# [EXTRACTED ENTRIES]
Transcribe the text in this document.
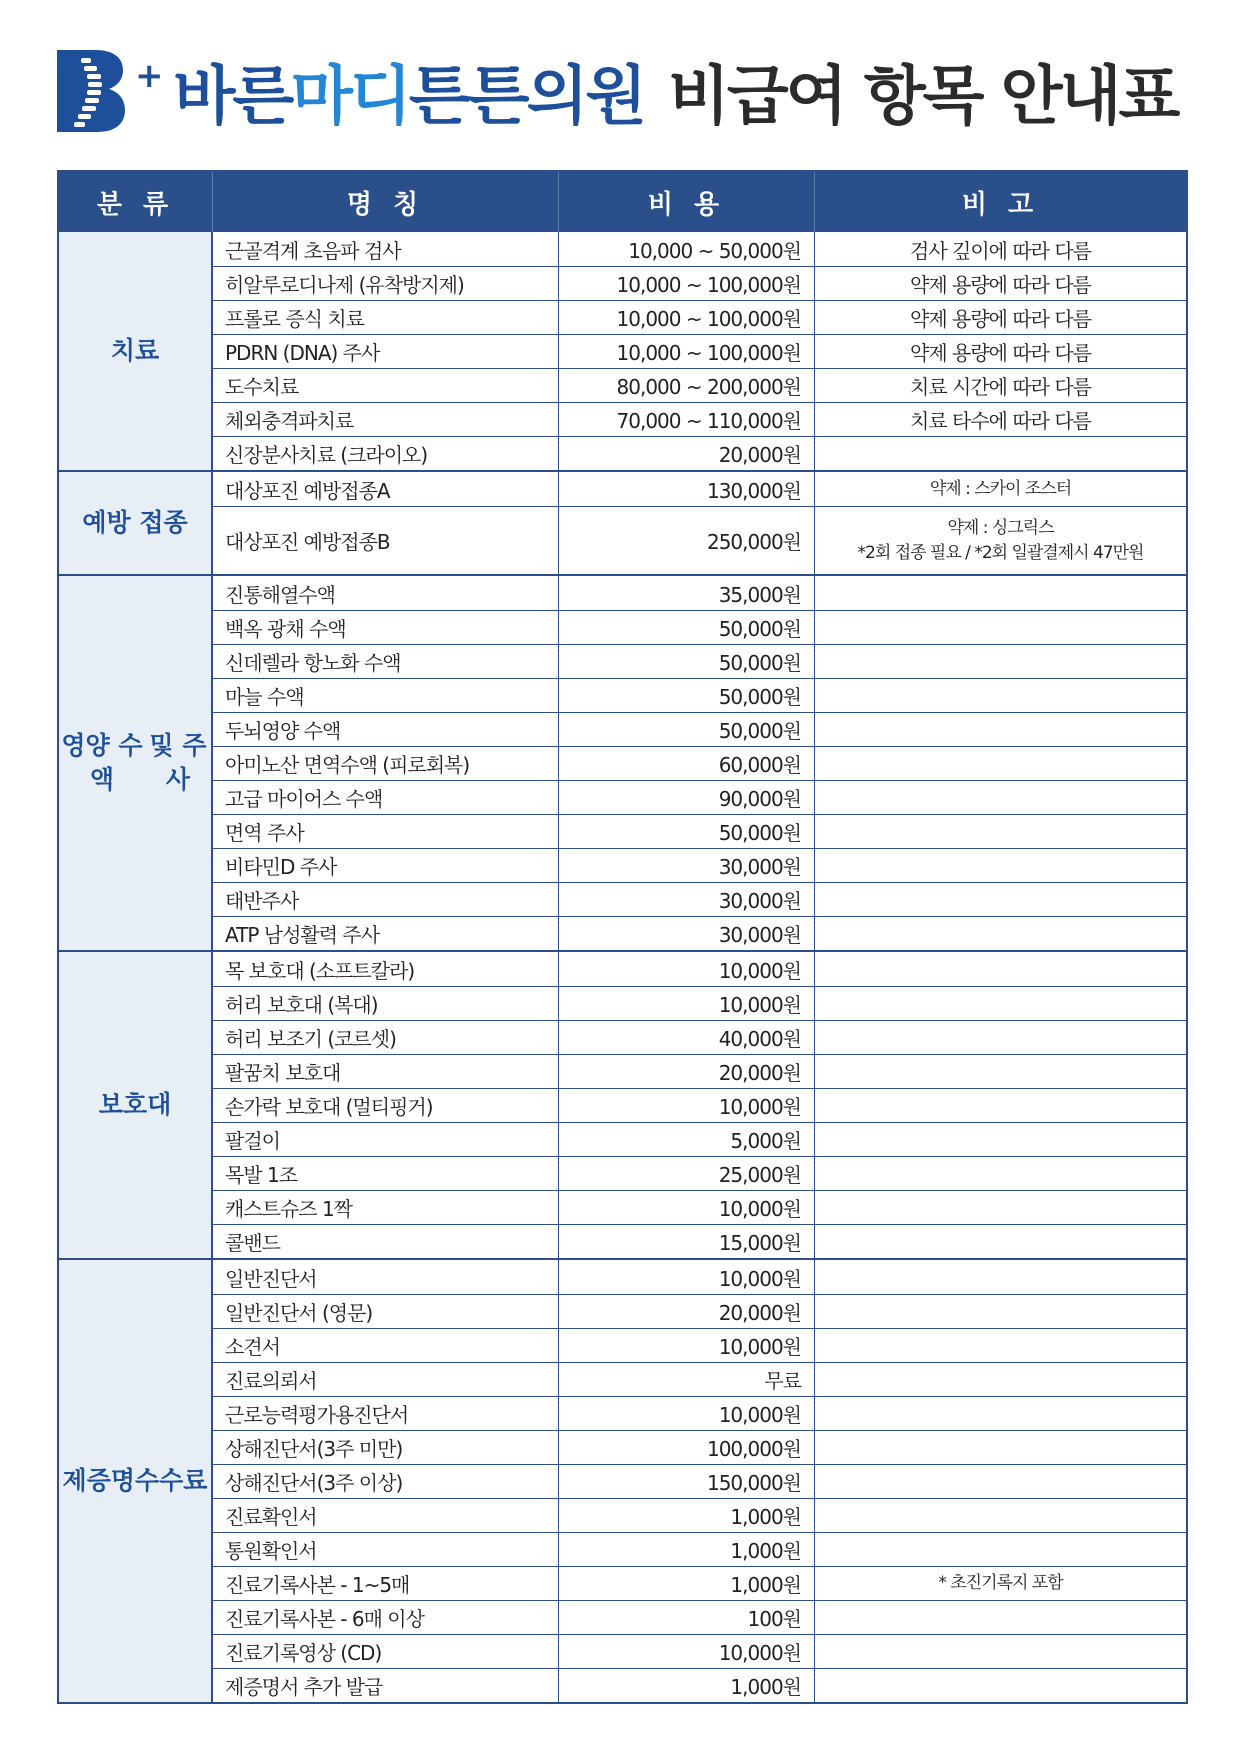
+ 바른마디튼튼의원 비급여 항목 안내표
분 류	명 칭	비 용	비 고
치료
근골격계 초음파 검사	10,000 ~ 50,000원	검사 깊이에 따라 다름
히알루로디나제 (유착방지제)	10,000 ~ 100,000원	약제 용량에 따라 다름
프롤로 증식 치료	10,000 ~ 100,000원	약제 용량에 따라 다름
PDRN (DNA) 주사	10,000 ~ 100,000원	약제 용량에 따라 다름
도수치료	80,000 ~ 200,000원	치료 시간에 따라 다름
체외충격파치료	70,000 ~ 110,000원	치료 타수에 따라 다름
신장분사치료 (크라이오)	20,000원
예방 접종
대상포진 예방접종A	130,000원	약제 : 스카이 조스터
대상포진 예방접종B	250,000원
약제 : 싱그릭스
*2회 접종 필요 / *2회 일괄결제시 47만원
영양 수액

및 주사
진통해열수액	35,000원
백옥 광채 수액	50,000원
신데렐라 항노화 수액	50,000원
마늘 수액	50,000원
두뇌영양 수액	50,000원
아미노산 면역수액 (피로회복)	60,000원
고급 마이어스 수액	90,000원
면역 주사	50,000원
비타민D 주사	30,000원
태반주사	30,000원
ATP 남성활력 주사	30,000원
보호대
목 보호대 (소프트칼라)	10,000원
허리 보호대 (복대)	10,000원
허리 보조기 (코르셋)	40,000원
팔꿈치 보호대	20,000원
손가락 보호대 (멀티핑거)	10,000원
팔걸이	5,000원
목발 1조	25,000원
캐스트슈즈 1짝	10,000원
콜밴드	15,000원
제증명 수수료
일반진단서	10,000원
일반진단서 (영문)	20,000원
소견서	10,000원
진료의뢰서	무료
근로능력평가용진단서	10,000원
상해진단서(3주 미만)	100,000원
상해진단서(3주 이상)	150,000원
진료확인서	1,000원
통원확인서	1,000원
진료기록사본 - 1~5매	1,000원	* 초진기록지 포함
진료기록사본 - 6매 이상	100원
진료기록영상 (CD)	10,000원
제증명서 추가 발급	1,000원
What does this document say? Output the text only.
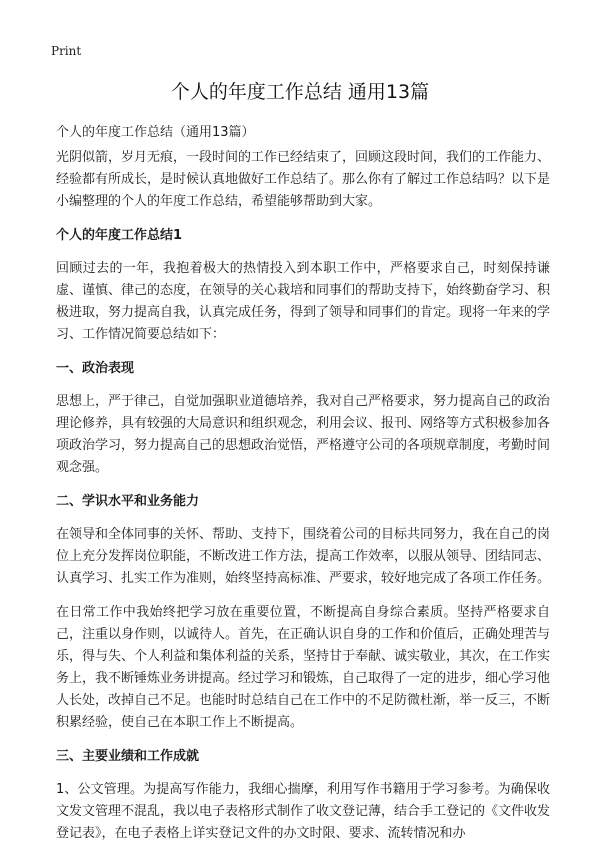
Print
个人的年度工作总结 通用13篇

个人的年度工作总结（通用13篇）

光阴似箭，岁月无痕，一段时间的工作已经结束了，回顾这段时间，我们的工作能力、经验都有所成长，是时候认真地做好工作总结了。那么你有了解过工作总结吗？以下是小编整理的个人的年度工作总结，希望能够帮助到大家。

个人的年度工作总结1

回顾过去的一年，我抱着极大的热情投入到本职工作中，严格要求自己，时刻保持谦虚、谨慎、律己的态度，在领导的关心栽培和同事们的帮助支持下，始终勤奋学习、积极进取，努力提高自我，认真完成任务，得到了领导和同事们的肯定。现将一年来的学习、工作情况简要总结如下：

一、政治表现

思想上，严于律己，自觉加强职业道德培养，我对自己严格要求，努力提高自己的政治理论修养，具有较强的大局意识和组织观念，利用会议、报刊、网络等方式积极参加各项政治学习，努力提高自己的思想政治觉悟，严格遵守公司的各项规章制度，考勤时间观念强。

二、学识水平和业务能力

在领导和全体同事的关怀、帮助、支持下，围绕着公司的目标共同努力，我在自己的岗位上充分发挥岗位职能，不断改进工作方法，提高工作效率，以服从领导、团结同志、认真学习、扎实工作为准则，始终坚持高标准、严要求，较好地完成了各项工作任务。

在日常工作中我始终把学习放在重要位置，不断提高自身综合素质。坚持严格要求自己，注重以身作则，以诚待人。首先，在正确认识自身的工作和价值后，正确处理苦与乐，得与失、个人利益和集体利益的关系，坚持甘于奉献、诚实敬业，其次，在工作实务上，我不断锤炼业务讲提高。经过学习和锻炼，自己取得了一定的进步，细心学习他人长处，改掉自己不足。也能时时总结自己在工作中的不足防微杜渐，举一反三，不断积累经验，使自己在本职工作上不断提高。

三、主要业绩和工作成就

1、公文管理。为提高写作能力，我细心揣摩，利用写作书籍用于学习参考。为确保收文发文管理不混乱，我以电子表格形式制作了收文登记薄，结合手工登记的《文件收发登记表》，在电子表格上详实登记文件的办文时限、要求、流转情况和办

# [TO DO]
Exclude the pictures, and transcribe all of the material exactly.

# [FINISHED ANSWER]
Transcribe the text in this document.
+ 바른마디튼튼의원 비급여 항목 안내표
분 류	명 칭	비 용	비 고
치료
근골격계 초음파 검사	10,000 ~ 50,000원	검사 깊이에 따라 다름
히알루로디나제 (유착방지제)	10,000 ~ 100,000원	약제 용량에 따라 다름
프롤로 증식 치료	10,000 ~ 100,000원	약제 용량에 따라 다름
PDRN (DNA) 주사	10,000 ~ 100,000원	약제 용량에 따라 다름
도수치료	80,000 ~ 200,000원	치료 시간에 따라 다름
체외충격파치료	70,000 ~ 110,000원	치료 타수에 따라 다름
신장분사치료 (크라이오)	20,000원
예방 접종
대상포진 예방접종A	130,000원	약제 : 스카이 조스터
대상포진 예방접종B	250,000원
약제 : 싱그릭스
*2회 접종 필요 / *2회 일괄결제시 47만원
영양 수액

및 주사
진통해열수액	35,000원
백옥 광채 수액	50,000원
신데렐라 항노화 수액	50,000원
마늘 수액	50,000원
두뇌영양 수액	50,000원
아미노산 면역수액 (피로회복)	60,000원
고급 마이어스 수액	90,000원
면역 주사	50,000원
비타민D 주사	30,000원
태반주사	30,000원
ATP 남성활력 주사	30,000원
보호대
목 보호대 (소프트칼라)	10,000원
허리 보호대 (복대)	10,000원
허리 보조기 (코르셋)	40,000원
팔꿈치 보호대	20,000원
손가락 보호대 (멀티핑거)	10,000원
팔걸이	5,000원
목발 1조	25,000원
캐스트슈즈 1짝	10,000원
콜밴드	15,000원
제증명 수수료
일반진단서	10,000원
일반진단서 (영문)	20,000원
소견서	10,000원
진료의뢰서	무료
근로능력평가용진단서	10,000원
상해진단서(3주 미만)	100,000원
상해진단서(3주 이상)	150,000원
진료확인서	1,000원
통원확인서	1,000원
진료기록사본 - 1~5매	1,000원	* 초진기록지 포함
진료기록사본 - 6매 이상	100원
진료기록영상 (CD)	10,000원
제증명서 추가 발급	1,000원
What does this document say? Output the text only.
Print
个人的年度工作总结 通用13篇

个人的年度工作总结（通用13篇）

光阴似箭，岁月无痕，一段时间的工作已经结束了，回顾这段时间，我们的工作能力、经验都有所成长，是时候认真地做好工作总结了。那么你有了解过工作总结吗？以下是小编整理的个人的年度工作总结，希望能够帮助到大家。

个人的年度工作总结1

回顾过去的一年，我抱着极大的热情投入到本职工作中，严格要求自己，时刻保持谦虚、谨慎、律己的态度，在领导的关心栽培和同事们的帮助支持下，始终勤奋学习、积极进取，努力提高自我，认真完成任务，得到了领导和同事们的肯定。现将一年来的学习、工作情况简要总结如下：

一、政治表现

思想上，严于律己，自觉加强职业道德培养，我对自己严格要求，努力提高自己的政治理论修养，具有较强的大局意识和组织观念，利用会议、报刊、网络等方式积极参加各项政治学习，努力提高自己的思想政治觉悟，严格遵守公司的各项规章制度，考勤时间观念强。

二、学识水平和业务能力

在领导和全体同事的关怀、帮助、支持下，围绕着公司的目标共同努力，我在自己的岗位上充分发挥岗位职能，不断改进工作方法，提高工作效率，以服从领导、团结同志、认真学习、扎实工作为准则，始终坚持高标准、严要求，较好地完成了各项工作任务。

在日常工作中我始终把学习放在重要位置，不断提高自身综合素质。坚持严格要求自己，注重以身作则，以诚待人。首先，在正确认识自身的工作和价值后，正确处理苦与乐，得与失、个人利益和集体利益的关系，坚持甘于奉献、诚实敬业，其次，在工作实务上，我不断锤炼业务讲提高。经过学习和锻炼，自己取得了一定的进步，细心学习他人长处，改掉自己不足。也能时时总结自己在工作中的不足防微杜渐，举一反三，不断积累经验，使自己在本职工作上不断提高。

三、主要业绩和工作成就

1、公文管理。为提高写作能力，我细心揣摩，利用写作书籍用于学习参考。为确保收文发文管理不混乱，我以电子表格形式制作了收文登记薄，结合手工登记的《文件收发登记表》，在电子表格上详实登记文件的办文时限、要求、流转情况和办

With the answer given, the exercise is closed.